:: RECORDS FOR THE TASK ::
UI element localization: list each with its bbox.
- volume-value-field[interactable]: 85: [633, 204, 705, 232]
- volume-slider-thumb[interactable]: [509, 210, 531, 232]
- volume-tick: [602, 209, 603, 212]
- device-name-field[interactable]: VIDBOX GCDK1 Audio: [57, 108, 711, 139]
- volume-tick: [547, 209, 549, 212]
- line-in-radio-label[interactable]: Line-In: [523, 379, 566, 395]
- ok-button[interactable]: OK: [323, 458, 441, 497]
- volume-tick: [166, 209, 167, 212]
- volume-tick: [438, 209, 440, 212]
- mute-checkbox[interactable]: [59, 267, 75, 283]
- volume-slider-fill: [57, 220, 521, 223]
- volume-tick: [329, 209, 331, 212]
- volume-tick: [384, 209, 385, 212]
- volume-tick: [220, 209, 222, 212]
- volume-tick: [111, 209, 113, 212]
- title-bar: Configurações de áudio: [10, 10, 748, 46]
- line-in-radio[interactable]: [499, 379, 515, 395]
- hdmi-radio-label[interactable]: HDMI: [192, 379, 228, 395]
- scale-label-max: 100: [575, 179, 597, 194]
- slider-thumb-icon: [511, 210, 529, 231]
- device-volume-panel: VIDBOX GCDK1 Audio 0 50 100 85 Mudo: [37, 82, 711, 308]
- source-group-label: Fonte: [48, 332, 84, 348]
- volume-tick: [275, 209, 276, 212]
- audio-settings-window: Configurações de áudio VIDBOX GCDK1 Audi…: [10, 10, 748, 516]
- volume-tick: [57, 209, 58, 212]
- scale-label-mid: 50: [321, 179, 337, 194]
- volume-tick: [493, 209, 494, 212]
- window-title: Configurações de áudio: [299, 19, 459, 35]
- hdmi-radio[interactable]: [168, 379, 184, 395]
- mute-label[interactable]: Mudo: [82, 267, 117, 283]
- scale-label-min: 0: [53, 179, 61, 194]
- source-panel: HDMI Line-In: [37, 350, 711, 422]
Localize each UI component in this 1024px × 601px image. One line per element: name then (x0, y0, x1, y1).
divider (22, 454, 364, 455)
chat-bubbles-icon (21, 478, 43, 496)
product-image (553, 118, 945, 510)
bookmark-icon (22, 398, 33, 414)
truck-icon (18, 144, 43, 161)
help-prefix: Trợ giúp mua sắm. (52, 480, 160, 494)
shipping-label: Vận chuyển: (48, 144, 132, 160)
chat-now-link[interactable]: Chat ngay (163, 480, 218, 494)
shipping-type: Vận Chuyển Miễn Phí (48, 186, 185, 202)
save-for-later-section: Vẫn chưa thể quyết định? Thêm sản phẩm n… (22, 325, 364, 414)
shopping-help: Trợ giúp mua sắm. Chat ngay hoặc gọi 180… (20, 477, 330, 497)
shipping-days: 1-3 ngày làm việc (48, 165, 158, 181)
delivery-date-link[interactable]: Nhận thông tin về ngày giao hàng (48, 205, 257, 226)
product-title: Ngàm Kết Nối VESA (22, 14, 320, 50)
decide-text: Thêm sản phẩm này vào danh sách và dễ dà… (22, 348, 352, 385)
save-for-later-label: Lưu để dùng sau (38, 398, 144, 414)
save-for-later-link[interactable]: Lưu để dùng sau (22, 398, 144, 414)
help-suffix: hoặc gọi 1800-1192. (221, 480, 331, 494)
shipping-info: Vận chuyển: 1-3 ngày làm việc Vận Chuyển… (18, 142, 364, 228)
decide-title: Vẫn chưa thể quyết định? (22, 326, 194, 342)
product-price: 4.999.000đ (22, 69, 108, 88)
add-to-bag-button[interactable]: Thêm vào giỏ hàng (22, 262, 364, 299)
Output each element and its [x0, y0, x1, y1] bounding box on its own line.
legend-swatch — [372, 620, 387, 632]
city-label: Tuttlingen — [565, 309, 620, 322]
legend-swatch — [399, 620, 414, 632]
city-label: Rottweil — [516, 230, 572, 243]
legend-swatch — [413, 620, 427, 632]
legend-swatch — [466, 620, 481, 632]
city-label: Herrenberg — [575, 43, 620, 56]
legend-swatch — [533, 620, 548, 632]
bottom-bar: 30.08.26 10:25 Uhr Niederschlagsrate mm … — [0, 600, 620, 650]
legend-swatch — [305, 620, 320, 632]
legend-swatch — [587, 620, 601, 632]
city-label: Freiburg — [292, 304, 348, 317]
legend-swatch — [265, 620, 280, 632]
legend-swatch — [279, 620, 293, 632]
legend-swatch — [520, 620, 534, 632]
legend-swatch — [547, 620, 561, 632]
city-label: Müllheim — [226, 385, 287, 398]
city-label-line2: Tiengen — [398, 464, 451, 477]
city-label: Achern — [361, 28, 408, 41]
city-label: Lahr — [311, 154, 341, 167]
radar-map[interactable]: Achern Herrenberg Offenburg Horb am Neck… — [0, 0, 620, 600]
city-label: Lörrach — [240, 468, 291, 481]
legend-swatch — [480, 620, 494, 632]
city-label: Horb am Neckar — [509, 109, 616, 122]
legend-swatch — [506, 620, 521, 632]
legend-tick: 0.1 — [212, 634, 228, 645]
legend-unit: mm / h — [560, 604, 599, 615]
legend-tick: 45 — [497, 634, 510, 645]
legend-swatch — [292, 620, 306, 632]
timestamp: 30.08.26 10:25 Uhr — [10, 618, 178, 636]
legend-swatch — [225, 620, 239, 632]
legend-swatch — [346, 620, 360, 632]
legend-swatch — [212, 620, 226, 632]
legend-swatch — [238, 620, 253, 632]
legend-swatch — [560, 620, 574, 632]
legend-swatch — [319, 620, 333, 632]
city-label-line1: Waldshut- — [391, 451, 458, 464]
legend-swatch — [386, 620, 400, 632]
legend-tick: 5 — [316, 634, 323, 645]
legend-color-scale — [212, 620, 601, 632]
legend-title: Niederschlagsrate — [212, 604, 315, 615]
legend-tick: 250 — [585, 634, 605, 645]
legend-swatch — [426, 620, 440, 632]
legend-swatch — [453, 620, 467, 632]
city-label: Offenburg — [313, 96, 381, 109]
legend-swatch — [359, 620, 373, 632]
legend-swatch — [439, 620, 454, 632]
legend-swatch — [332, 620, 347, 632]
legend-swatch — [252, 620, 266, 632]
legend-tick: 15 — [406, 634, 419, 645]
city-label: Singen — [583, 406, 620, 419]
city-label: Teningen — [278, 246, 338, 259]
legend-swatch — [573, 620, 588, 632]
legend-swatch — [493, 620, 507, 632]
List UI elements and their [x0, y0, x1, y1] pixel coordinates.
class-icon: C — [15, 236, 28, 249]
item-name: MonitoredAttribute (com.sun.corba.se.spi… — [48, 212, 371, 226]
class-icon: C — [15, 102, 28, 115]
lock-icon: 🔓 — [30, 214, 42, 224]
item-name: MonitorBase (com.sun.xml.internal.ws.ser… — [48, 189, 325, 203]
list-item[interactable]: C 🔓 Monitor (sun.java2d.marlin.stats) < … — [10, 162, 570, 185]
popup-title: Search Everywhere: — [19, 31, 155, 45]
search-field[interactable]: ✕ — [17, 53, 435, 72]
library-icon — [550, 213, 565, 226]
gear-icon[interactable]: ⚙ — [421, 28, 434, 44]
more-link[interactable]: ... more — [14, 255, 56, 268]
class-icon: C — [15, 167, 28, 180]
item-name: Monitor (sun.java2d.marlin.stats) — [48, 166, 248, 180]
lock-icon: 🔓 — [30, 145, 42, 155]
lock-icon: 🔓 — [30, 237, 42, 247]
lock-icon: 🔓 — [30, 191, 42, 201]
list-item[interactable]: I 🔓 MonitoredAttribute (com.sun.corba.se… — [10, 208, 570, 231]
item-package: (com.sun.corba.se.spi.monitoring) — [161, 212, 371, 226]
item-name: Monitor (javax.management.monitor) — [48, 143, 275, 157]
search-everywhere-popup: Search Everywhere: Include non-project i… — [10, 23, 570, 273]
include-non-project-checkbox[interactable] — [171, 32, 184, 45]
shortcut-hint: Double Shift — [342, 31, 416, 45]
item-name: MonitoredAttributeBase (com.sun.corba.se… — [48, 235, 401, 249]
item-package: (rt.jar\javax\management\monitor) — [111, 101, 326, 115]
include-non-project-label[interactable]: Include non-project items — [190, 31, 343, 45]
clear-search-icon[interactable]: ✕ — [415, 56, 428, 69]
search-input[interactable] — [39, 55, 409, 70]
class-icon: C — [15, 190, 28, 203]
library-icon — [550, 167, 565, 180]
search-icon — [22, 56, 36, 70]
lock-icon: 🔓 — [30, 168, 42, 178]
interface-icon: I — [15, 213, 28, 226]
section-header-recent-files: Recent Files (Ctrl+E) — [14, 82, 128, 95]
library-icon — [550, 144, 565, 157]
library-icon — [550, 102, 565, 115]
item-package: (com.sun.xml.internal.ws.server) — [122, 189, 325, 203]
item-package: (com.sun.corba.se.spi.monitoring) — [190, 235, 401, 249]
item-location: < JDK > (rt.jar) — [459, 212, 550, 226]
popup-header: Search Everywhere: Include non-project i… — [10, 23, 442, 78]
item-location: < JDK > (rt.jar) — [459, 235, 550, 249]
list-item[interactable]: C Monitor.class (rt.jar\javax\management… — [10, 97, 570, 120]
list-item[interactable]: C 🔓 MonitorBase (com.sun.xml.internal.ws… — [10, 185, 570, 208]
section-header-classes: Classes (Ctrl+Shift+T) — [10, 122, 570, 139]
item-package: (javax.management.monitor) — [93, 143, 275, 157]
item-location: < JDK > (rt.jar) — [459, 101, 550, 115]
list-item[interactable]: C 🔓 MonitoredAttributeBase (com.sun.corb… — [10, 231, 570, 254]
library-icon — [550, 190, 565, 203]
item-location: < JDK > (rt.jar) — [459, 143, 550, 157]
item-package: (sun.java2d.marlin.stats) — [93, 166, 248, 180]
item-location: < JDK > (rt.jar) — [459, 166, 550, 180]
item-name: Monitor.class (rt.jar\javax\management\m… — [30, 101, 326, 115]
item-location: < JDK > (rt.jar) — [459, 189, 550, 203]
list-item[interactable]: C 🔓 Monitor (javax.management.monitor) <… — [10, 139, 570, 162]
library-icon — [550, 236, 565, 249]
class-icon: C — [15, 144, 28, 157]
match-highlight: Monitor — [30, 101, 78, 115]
:::
SHORT PROBLEM — Copy the listing verbatim from its first line through the line containing "- volume-slider-fill: [57, 220, 521, 223]", including both of those lines.

SOLUTION TO THIS PROBLEM —
UI element localization: list each with its bbox.
- volume-value-field[interactable]: 85: [633, 204, 705, 232]
- volume-slider-thumb[interactable]: [509, 210, 531, 232]
- volume-tick: [602, 209, 603, 212]
- device-name-field[interactable]: VIDBOX GCDK1 Audio: [57, 108, 711, 139]
- volume-tick: [547, 209, 549, 212]
- line-in-radio-label[interactable]: Line-In: [523, 379, 566, 395]
- ok-button[interactable]: OK: [323, 458, 441, 497]
- volume-tick: [166, 209, 167, 212]
- volume-tick: [438, 209, 440, 212]
- mute-checkbox[interactable]: [59, 267, 75, 283]
- volume-slider-fill: [57, 220, 521, 223]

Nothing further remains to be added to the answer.